A block of data
-.-.-

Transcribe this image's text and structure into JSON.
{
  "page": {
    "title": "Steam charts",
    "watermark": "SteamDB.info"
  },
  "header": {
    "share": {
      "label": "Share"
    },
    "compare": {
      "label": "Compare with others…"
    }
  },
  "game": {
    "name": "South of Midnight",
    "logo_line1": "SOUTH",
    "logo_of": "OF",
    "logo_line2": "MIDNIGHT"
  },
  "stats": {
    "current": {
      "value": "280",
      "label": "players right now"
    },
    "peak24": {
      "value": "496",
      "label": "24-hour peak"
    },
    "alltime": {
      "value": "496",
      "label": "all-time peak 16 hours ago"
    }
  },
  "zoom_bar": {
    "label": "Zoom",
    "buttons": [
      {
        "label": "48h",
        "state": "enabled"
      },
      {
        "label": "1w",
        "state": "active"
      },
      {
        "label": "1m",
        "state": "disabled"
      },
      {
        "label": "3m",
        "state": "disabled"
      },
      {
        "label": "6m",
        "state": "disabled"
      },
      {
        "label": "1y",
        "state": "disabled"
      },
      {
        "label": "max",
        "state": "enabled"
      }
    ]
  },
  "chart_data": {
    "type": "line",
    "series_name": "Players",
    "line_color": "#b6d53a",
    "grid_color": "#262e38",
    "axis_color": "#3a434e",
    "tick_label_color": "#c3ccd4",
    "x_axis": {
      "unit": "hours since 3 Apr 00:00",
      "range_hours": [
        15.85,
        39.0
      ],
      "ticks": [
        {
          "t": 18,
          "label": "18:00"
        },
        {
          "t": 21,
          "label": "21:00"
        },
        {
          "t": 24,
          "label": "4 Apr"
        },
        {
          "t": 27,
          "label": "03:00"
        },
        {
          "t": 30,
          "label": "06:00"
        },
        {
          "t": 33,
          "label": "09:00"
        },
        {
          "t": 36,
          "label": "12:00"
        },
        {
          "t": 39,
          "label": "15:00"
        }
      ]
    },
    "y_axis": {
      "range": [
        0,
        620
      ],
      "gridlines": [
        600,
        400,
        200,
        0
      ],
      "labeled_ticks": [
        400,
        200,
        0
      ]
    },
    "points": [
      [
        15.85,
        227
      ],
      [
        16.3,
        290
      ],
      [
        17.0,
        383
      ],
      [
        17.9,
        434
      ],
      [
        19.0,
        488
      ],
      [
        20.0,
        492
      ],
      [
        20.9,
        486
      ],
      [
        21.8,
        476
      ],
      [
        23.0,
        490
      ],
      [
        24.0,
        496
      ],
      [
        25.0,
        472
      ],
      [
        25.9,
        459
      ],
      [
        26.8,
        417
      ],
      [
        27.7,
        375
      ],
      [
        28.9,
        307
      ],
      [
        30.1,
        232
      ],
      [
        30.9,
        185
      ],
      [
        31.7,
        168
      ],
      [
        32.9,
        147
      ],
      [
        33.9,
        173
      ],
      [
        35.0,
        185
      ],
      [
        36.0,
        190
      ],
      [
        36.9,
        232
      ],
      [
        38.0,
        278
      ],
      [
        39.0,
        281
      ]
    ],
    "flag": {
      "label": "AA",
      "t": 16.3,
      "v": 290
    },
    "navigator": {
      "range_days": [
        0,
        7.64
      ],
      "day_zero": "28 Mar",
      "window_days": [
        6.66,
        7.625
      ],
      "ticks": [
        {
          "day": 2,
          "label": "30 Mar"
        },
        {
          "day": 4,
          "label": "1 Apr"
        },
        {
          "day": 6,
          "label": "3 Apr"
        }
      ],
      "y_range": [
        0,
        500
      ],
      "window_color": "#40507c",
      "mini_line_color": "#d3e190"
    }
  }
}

-.-.-

_Given exercise_
Write the material out again in its entirety, exactly as shown.

_Correct output_
Transcribe this image's text and structure into JSON.
{
  "page": {
    "title": "Steam charts",
    "watermark": "SteamDB.info"
  },
  "header": {
    "share": {
      "label": "Share"
    },
    "compare": {
      "label": "Compare with others…"
    }
  },
  "game": {
    "name": "South of Midnight",
    "logo_line1": "SOUTH",
    "logo_of": "OF",
    "logo_line2": "MIDNIGHT"
  },
  "stats": {
    "current": {
      "value": "280",
      "label": "players right now"
    },
    "peak24": {
      "value": "496",
      "label": "24-hour peak"
    },
    "alltime": {
      "value": "496",
      "label": "all-time peak 16 hours ago"
    }
  },
  "zoom_bar": {
    "label": "Zoom",
    "buttons": [
      {
        "label": "48h",
        "state": "enabled"
      },
      {
        "label": "1w",
        "state": "active"
      },
      {
        "label": "1m",
        "state": "disabled"
      },
      {
        "label": "3m",
        "state": "disabled"
      },
      {
        "label": "6m",
        "state": "disabled"
      },
      {
        "label": "1y",
        "state": "disabled"
      },
      {
        "label": "max",
        "state": "enabled"
      }
    ]
  },
  "chart_data": {
    "type": "line",
    "series_name": "Players",
    "line_color": "#b6d53a",
    "grid_color": "#262e38",
    "axis_color": "#3a434e",
    "tick_label_color": "#c3ccd4",
    "x_axis": {
      "unit": "hours since 3 Apr 00:00",
      "range_hours": [
        15.85,
        39.0
      ],
      "ticks": [
        {
          "t": 18,
          "label": "18:00"
        },
        {
          "t": 21,
          "label": "21:00"
        },
        {
          "t": 24,
          "label": "4 Apr"
        },
        {
          "t": 27,
          "label": "03:00"
        },
        {
          "t": 30,
          "label": "06:00"
        },
        {
          "t": 33,
          "label": "09:00"
        },
        {
          "t": 36,
          "label": "12:00"
        },
        {
          "t": 39,
          "label": "15:00"
        }
      ]
    },
    "y_axis": {
      "range": [
        0,
        620
      ],
      "gridlines": [
        600,
        400,
        200,
        0
      ],
      "labeled_ticks": [
        400,
        200,
        0
      ]
    },
    "points": [
      [
        15.85,
        227
      ],
      [
        16.3,
        290
      ],
      [
        17.0,
        383
      ],
      [
        17.9,
        434
      ],
      [
        19.0,
        488
      ],
      [
        20.0,
        492
      ],
      [
        20.9,
        486
      ],
      [
        21.8,
        476
      ],
      [
        23.0,
        490
      ],
      [
        24.0,
        496
      ],
      [
        25.0,
        472
      ],
      [
        25.9,
        459
      ],
      [
        26.8,
        417
      ],
      [
        27.7,
        375
      ],
      [
        28.9,
        307
      ],
      [
        30.1,
        232
      ],
      [
        30.9,
        185
      ],
      [
        31.7,
        168
      ],
      [
        32.9,
        147
      ],
      [
        33.9,
        173
      ],
      [
        35.0,
        185
      ],
      [
        36.0,
        190
      ],
      [
        36.9,
        232
      ],
      [
        38.0,
        278
      ],
      [
        39.0,
        281
      ]
    ],
    "flag": {
      "label": "AA",
      "t": 16.3,
      "v": 290
    },
    "navigator": {
      "range_days": [
        0,
        7.64
      ],
      "day_zero": "28 Mar",
      "window_days": [
        6.66,
        7.625
      ],
      "ticks": [
        {
          "day": 2,
          "label": "30 Mar"
        },
        {
          "day": 4,
          "label": "1 Apr"
        },
        {
          "day": 6,
          "label": "3 Apr"
        }
      ],
      "y_range": [
        0,
        500
      ],
      "window_color": "#40507c",
      "mini_line_color": "#d3e190"
    }
  }
}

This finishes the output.